§ **JOB**: Read through the data and report every line in which the word "dfsg" occurs.

§ **INFORMATION SUPPLIED**:
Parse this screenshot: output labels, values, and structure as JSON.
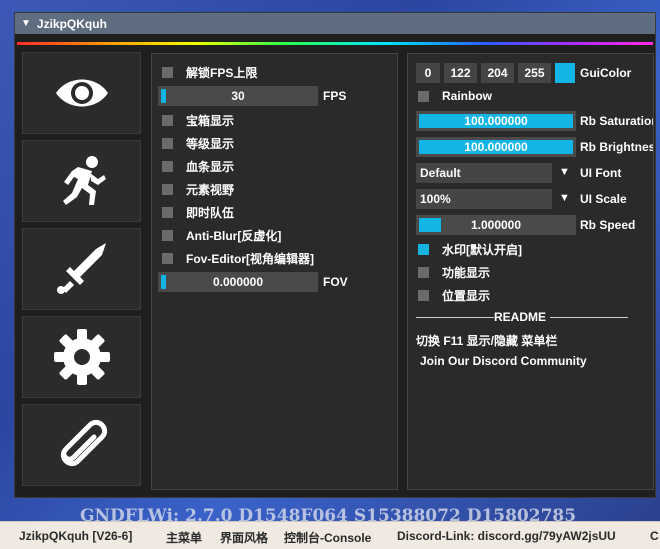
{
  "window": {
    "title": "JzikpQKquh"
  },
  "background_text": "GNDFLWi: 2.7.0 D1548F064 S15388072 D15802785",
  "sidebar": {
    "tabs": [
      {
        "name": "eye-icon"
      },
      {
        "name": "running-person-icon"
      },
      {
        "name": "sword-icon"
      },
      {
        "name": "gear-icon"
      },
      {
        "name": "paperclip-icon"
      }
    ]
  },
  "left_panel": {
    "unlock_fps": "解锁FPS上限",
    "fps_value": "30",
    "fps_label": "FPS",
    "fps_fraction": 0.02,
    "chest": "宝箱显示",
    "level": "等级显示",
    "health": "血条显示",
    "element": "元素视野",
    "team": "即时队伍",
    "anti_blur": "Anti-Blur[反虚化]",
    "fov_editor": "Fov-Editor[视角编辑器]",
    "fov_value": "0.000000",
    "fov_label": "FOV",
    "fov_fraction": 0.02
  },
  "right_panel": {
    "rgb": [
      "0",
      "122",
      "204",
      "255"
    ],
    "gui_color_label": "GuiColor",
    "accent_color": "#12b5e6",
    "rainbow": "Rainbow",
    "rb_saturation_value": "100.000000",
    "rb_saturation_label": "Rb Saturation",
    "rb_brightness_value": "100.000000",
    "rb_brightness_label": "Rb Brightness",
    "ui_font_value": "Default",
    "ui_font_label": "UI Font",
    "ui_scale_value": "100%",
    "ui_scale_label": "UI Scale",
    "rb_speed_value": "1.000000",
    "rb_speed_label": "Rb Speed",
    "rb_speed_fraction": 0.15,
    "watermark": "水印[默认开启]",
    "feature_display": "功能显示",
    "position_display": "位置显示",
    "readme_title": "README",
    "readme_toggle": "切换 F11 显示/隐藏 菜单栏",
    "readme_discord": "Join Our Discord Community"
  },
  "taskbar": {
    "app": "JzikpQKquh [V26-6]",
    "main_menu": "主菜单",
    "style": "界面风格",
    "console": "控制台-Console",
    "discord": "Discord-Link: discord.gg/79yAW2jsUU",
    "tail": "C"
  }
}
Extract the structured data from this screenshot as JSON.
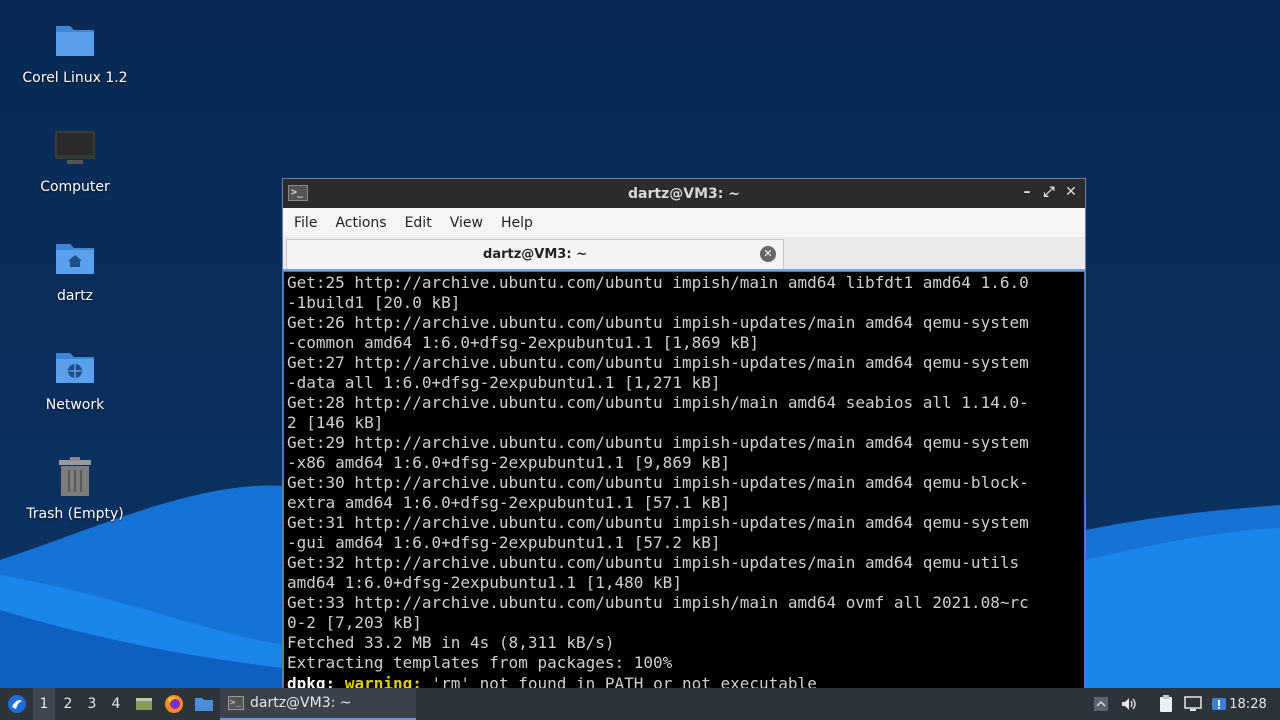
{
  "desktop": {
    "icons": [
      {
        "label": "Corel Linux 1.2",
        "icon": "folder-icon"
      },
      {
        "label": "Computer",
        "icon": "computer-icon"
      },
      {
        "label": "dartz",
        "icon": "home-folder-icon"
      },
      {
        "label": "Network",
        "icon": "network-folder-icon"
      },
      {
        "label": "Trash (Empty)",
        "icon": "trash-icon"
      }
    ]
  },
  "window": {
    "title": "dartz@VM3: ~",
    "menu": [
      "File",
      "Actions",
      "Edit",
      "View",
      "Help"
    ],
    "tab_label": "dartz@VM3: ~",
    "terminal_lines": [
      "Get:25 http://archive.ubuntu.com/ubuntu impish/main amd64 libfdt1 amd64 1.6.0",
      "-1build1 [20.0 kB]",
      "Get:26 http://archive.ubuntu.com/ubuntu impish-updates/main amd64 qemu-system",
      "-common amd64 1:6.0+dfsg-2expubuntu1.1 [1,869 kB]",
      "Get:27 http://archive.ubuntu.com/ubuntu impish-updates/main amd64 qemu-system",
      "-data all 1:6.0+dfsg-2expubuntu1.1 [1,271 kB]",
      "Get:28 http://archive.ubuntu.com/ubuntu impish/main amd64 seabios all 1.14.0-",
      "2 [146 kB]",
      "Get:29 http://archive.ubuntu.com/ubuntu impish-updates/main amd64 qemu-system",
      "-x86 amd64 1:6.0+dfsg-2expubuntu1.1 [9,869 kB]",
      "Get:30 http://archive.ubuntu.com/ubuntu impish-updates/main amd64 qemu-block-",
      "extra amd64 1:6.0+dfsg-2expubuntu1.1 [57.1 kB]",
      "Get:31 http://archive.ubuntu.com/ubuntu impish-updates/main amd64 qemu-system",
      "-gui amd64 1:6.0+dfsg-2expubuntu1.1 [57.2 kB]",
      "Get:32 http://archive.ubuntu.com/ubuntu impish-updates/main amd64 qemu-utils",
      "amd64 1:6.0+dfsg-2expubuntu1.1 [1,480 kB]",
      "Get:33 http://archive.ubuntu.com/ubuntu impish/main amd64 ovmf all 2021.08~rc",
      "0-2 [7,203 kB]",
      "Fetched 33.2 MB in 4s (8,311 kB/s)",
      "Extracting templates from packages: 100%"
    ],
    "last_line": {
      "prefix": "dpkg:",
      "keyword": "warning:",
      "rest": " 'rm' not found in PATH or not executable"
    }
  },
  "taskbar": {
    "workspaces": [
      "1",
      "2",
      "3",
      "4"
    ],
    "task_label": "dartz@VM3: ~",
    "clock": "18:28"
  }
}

--

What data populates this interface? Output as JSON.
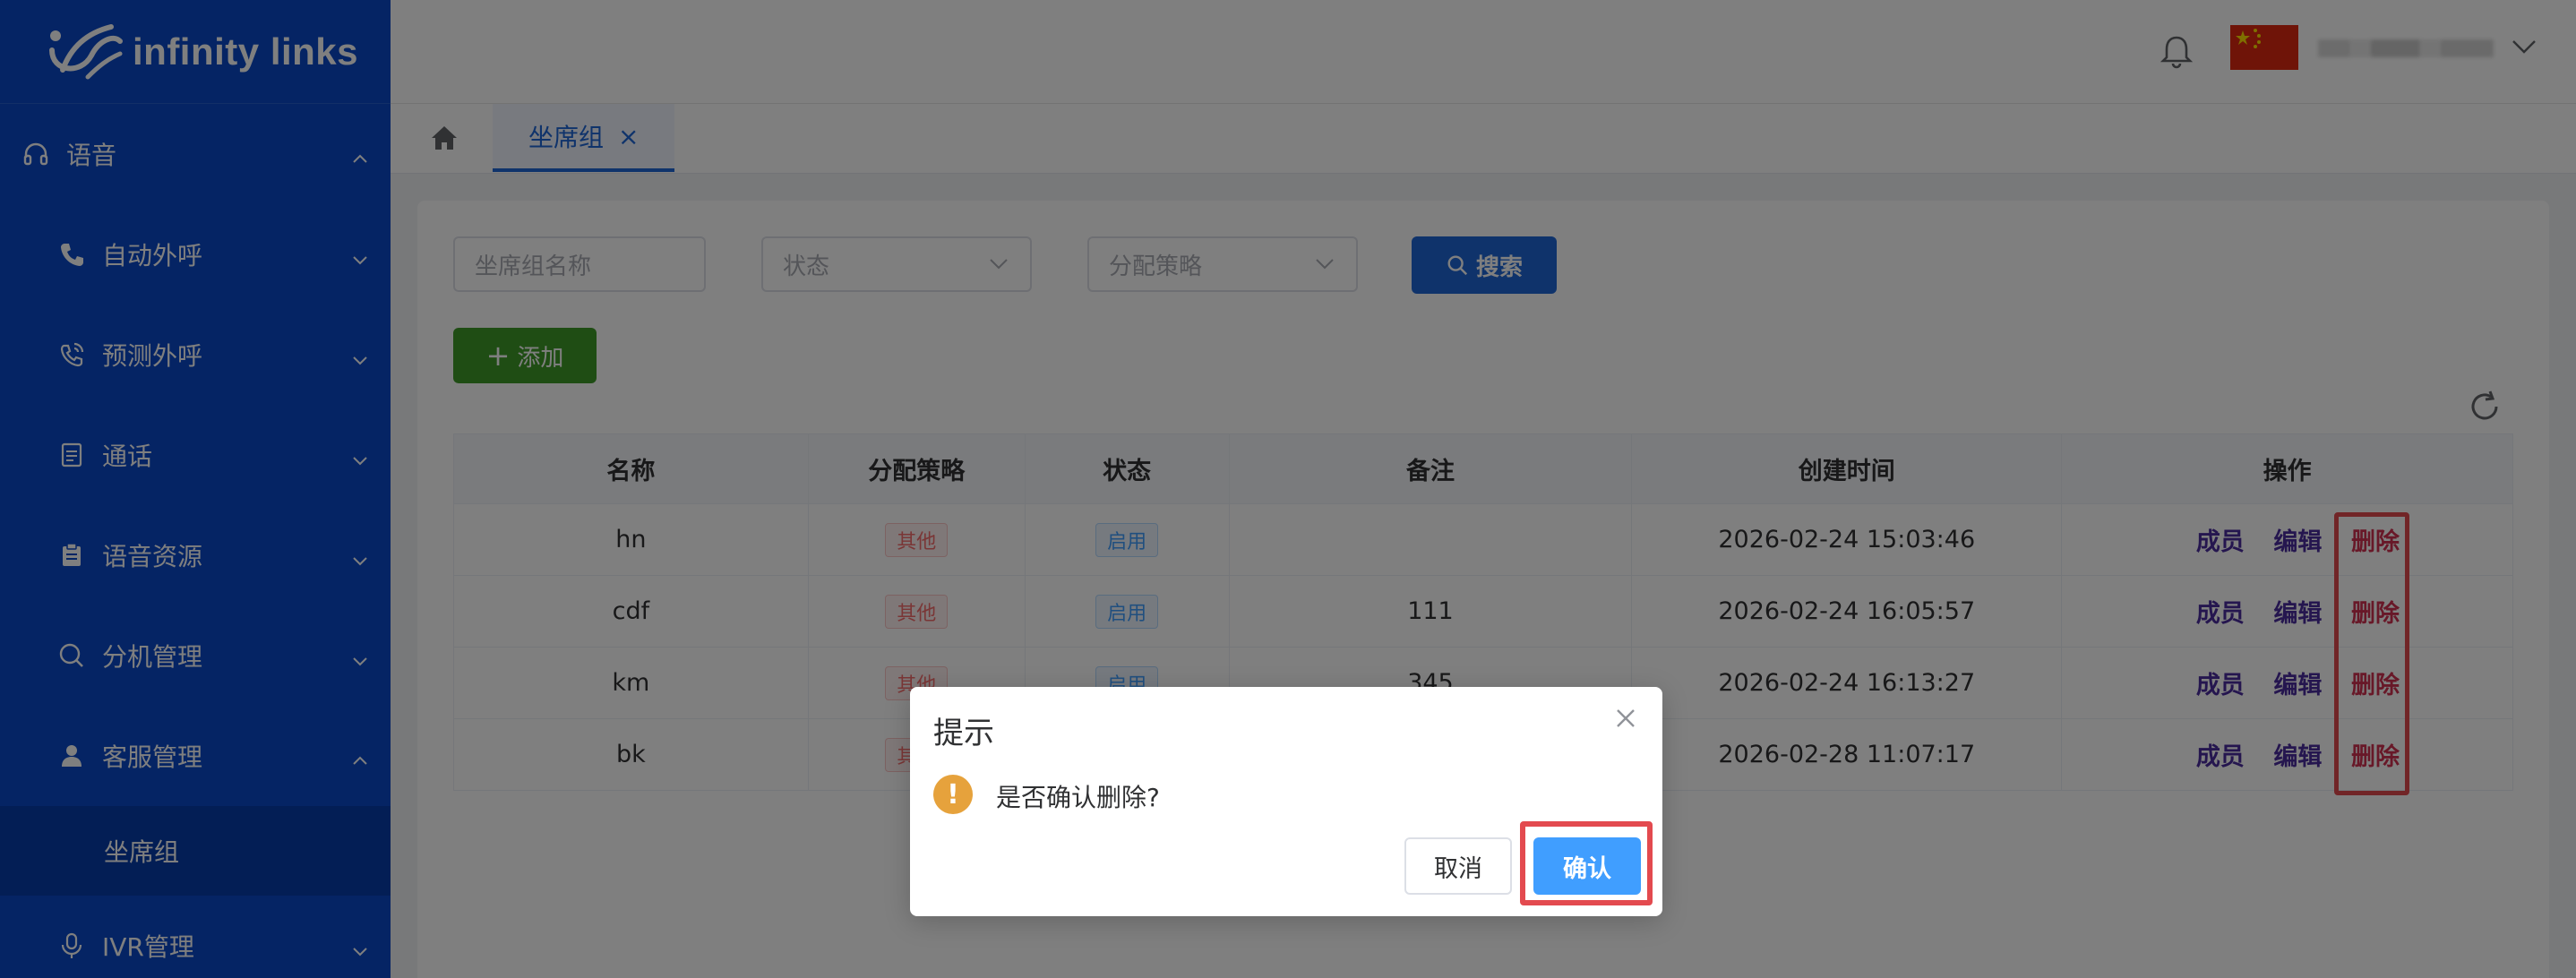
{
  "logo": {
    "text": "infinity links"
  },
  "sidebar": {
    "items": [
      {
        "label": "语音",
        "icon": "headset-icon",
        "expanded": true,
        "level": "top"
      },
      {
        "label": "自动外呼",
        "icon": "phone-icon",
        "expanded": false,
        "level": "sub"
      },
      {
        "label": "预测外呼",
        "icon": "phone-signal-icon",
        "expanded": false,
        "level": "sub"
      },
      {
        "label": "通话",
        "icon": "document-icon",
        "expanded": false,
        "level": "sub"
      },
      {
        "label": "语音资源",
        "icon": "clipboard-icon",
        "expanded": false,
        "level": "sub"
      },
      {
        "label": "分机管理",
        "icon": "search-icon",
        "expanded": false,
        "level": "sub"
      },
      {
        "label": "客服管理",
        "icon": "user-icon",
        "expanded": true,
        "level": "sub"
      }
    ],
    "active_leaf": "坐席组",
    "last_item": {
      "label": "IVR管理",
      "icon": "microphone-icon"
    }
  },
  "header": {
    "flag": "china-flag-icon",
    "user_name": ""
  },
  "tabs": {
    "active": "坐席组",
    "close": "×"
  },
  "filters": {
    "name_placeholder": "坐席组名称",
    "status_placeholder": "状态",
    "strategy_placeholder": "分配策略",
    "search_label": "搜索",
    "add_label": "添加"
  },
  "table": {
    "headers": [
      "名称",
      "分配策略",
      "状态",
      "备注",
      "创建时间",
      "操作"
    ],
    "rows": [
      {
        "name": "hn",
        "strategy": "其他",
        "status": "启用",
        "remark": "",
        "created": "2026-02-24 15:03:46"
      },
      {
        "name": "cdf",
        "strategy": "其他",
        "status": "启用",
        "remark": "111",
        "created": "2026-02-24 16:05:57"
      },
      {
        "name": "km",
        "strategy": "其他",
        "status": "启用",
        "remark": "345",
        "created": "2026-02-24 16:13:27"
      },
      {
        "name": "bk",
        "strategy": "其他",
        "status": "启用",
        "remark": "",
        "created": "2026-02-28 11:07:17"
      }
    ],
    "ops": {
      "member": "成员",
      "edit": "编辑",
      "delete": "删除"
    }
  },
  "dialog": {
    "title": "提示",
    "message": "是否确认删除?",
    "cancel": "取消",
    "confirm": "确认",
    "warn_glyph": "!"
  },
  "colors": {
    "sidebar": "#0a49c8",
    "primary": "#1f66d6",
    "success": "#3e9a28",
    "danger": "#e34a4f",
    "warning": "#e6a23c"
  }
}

...

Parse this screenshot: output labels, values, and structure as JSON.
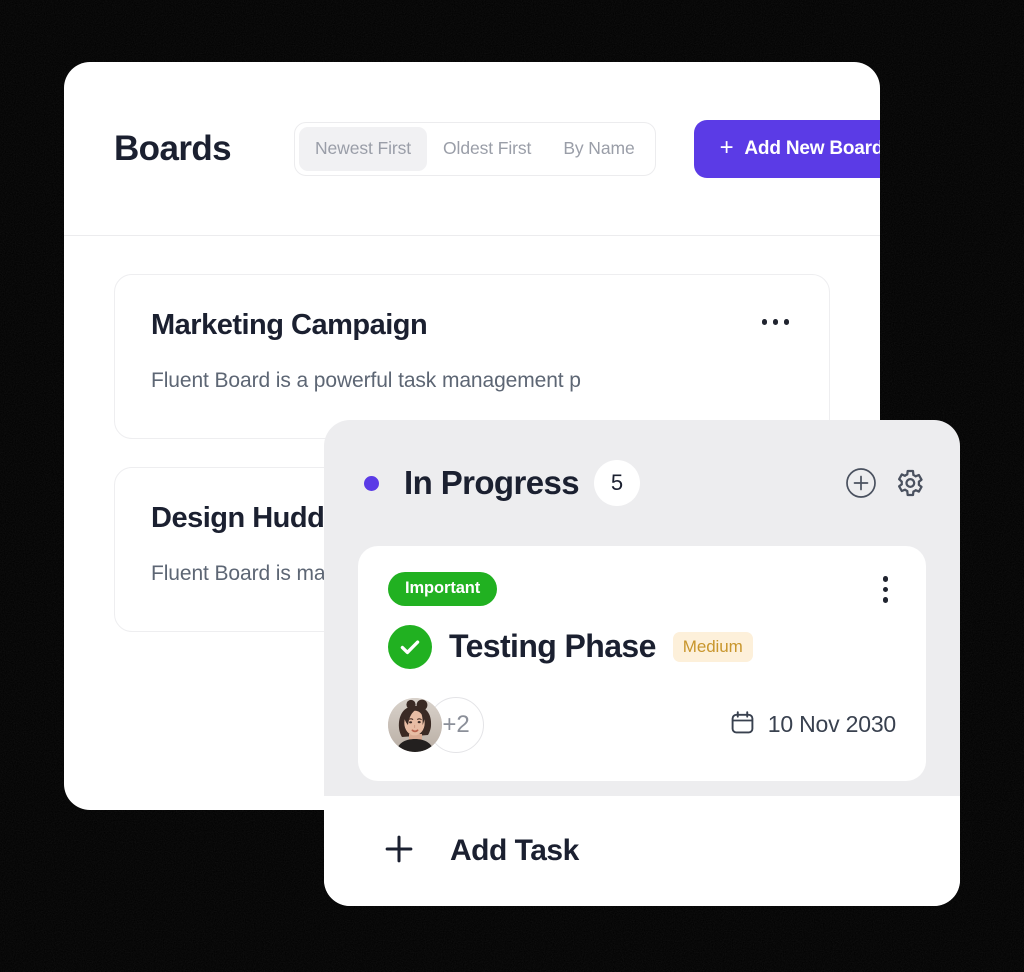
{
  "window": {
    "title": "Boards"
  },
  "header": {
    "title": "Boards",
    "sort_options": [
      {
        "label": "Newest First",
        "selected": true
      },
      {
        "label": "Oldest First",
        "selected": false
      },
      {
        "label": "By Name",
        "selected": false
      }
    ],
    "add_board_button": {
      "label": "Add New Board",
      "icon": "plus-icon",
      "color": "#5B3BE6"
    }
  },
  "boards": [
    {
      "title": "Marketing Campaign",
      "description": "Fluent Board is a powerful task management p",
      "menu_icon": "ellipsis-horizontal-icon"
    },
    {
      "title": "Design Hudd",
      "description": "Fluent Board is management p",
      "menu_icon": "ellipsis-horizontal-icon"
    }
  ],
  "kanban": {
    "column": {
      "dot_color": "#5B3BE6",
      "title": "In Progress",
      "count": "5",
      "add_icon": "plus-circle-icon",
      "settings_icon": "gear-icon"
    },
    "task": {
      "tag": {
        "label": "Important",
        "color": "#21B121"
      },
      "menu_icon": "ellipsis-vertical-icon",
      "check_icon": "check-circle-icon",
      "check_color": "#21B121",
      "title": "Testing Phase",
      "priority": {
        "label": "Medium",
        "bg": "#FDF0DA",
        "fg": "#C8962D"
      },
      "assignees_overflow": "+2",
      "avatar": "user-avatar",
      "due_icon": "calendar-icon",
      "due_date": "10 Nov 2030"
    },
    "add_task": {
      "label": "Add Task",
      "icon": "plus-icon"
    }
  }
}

§ **EXERCISE ANSWER**:
      "-common amd64 1:6.0+dfsg-2expubuntu1.1 [1,869 kB]",
      "-data all 1:6.0+dfsg-2expubuntu1.1 [1,271 kB]",
      "-x86 amd64 1:6.0+dfsg-2expubuntu1.1 [9,869 kB]",
      "extra amd64 1:6.0+dfsg-2expubuntu1.1 [57.1 kB]",
      "-gui amd64 1:6.0+dfsg-2expubuntu1.1 [57.2 kB]",
      "amd64 1:6.0+dfsg-2expubuntu1.1 [1,480 kB]",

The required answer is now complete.